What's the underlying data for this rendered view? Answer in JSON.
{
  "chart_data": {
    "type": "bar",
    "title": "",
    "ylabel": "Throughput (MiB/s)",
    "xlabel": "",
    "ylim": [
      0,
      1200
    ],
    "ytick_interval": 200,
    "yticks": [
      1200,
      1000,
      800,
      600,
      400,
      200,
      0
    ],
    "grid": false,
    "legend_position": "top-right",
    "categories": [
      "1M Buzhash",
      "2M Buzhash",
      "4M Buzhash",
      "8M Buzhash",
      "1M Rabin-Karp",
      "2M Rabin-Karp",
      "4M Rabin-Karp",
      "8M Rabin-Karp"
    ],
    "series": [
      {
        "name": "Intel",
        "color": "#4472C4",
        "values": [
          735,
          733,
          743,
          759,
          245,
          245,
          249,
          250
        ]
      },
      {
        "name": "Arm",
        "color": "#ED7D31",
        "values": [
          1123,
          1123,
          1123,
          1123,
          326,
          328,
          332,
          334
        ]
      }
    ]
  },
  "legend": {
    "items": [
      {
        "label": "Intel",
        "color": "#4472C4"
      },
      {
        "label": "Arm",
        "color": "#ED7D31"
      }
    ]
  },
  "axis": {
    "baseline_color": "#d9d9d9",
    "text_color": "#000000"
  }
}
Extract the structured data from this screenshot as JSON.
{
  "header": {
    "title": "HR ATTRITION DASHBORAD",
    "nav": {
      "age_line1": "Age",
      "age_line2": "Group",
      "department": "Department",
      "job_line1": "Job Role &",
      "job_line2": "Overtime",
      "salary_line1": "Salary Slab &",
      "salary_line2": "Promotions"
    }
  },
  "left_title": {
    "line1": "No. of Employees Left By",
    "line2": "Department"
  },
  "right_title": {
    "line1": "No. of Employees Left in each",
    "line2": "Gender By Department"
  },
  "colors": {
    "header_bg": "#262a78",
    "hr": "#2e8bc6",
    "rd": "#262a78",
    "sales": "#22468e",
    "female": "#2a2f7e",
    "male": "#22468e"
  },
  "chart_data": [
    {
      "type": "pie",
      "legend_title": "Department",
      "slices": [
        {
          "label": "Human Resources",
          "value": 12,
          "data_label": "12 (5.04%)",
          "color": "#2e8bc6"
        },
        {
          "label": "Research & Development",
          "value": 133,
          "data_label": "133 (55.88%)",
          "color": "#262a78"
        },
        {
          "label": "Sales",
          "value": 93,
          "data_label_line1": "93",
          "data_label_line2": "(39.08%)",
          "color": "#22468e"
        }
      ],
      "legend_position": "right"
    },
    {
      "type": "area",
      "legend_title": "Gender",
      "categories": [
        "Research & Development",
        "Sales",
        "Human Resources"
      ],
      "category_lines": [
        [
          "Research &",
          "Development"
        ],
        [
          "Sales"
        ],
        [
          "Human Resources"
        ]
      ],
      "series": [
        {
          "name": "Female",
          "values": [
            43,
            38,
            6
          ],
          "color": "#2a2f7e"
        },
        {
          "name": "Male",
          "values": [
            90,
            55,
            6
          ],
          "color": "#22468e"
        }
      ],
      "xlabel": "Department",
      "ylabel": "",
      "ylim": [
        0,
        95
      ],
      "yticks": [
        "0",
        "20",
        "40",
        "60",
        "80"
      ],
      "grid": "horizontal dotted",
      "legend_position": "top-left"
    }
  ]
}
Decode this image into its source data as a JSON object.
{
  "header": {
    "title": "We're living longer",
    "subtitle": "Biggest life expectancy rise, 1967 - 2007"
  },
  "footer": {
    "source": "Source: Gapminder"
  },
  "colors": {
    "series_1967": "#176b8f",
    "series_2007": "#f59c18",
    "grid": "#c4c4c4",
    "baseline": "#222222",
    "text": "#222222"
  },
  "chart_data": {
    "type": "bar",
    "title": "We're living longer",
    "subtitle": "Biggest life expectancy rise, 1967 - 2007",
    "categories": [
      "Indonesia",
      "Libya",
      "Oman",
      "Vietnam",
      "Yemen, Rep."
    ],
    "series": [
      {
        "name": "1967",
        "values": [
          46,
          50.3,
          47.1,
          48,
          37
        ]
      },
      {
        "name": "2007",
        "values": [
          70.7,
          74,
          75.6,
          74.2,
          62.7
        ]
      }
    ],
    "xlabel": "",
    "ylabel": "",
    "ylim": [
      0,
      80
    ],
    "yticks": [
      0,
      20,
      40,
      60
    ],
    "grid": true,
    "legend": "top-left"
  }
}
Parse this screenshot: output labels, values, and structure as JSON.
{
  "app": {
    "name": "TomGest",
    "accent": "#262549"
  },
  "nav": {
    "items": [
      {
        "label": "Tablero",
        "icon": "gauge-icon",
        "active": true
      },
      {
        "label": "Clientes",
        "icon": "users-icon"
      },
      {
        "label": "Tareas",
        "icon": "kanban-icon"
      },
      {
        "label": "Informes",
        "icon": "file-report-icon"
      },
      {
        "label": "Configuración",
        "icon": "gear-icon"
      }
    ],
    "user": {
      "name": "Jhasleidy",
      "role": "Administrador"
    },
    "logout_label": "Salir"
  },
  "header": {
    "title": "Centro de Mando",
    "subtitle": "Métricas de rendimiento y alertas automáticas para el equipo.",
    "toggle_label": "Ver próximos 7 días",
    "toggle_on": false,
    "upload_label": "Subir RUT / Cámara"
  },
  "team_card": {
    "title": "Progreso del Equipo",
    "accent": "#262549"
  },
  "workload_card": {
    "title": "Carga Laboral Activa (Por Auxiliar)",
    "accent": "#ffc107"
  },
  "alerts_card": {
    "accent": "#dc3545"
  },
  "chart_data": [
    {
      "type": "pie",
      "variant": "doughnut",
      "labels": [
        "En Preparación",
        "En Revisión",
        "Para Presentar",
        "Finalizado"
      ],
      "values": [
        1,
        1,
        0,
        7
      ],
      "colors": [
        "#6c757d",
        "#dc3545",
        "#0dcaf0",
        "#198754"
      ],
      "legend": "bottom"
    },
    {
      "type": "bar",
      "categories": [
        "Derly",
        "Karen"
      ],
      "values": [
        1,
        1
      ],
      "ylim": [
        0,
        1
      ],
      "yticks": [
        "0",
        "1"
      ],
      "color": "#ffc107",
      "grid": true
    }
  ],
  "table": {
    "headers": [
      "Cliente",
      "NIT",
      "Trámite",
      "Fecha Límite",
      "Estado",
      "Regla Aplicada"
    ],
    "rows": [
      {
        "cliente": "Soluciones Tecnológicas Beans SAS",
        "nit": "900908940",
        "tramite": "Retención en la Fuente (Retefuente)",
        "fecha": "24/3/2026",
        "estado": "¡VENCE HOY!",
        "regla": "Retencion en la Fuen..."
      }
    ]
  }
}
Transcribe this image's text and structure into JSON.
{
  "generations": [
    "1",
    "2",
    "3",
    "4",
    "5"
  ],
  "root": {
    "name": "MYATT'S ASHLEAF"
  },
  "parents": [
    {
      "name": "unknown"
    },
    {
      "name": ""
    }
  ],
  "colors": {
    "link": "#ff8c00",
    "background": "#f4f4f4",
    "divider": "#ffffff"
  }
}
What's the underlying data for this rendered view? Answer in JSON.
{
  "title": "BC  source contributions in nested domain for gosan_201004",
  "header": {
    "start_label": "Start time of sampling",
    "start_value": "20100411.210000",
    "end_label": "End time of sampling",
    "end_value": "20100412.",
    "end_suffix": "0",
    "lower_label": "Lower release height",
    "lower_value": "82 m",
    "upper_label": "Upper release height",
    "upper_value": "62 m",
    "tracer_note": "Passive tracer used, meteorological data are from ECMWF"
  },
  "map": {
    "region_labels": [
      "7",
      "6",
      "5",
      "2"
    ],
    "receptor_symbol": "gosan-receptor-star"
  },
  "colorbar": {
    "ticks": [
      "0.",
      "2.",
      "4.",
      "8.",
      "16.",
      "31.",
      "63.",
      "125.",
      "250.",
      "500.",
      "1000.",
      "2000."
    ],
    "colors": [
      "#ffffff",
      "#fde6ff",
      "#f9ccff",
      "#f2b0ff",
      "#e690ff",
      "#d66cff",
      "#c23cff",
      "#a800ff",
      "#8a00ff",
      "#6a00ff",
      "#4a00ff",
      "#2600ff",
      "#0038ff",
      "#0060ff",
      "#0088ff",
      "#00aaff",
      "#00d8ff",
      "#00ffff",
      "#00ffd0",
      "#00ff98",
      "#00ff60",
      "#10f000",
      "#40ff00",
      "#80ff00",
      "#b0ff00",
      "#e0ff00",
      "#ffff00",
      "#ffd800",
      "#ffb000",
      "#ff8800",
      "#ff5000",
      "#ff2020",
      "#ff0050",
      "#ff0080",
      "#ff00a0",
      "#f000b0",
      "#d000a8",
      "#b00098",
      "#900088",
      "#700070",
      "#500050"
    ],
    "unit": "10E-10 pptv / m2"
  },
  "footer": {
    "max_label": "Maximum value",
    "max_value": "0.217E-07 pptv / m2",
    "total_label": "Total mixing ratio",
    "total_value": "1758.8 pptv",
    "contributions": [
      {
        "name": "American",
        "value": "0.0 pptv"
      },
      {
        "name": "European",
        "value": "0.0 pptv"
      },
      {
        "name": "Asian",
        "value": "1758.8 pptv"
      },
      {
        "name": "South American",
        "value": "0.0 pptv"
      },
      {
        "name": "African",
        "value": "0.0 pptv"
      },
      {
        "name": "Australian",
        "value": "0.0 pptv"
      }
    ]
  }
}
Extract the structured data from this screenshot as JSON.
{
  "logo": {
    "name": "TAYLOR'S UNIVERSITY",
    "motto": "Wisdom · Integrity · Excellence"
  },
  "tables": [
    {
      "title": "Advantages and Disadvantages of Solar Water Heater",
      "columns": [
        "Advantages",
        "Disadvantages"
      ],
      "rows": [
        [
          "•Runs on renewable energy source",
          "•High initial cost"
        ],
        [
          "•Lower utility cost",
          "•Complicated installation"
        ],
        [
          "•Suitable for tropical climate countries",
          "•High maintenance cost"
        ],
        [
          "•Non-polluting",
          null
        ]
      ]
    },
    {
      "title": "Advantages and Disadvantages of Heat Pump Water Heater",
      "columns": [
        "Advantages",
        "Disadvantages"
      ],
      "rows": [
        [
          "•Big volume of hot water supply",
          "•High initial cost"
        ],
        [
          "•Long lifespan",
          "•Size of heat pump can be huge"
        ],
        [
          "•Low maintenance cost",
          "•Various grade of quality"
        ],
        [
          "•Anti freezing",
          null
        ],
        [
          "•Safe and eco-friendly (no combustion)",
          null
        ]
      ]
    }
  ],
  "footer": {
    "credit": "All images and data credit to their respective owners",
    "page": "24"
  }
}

TASK BRIEF —
Copy out each line of the material that holds the word "Research".

ANSWER BELOW —
          "label": "Research & Development",
        "Research & Development",
          "Research &",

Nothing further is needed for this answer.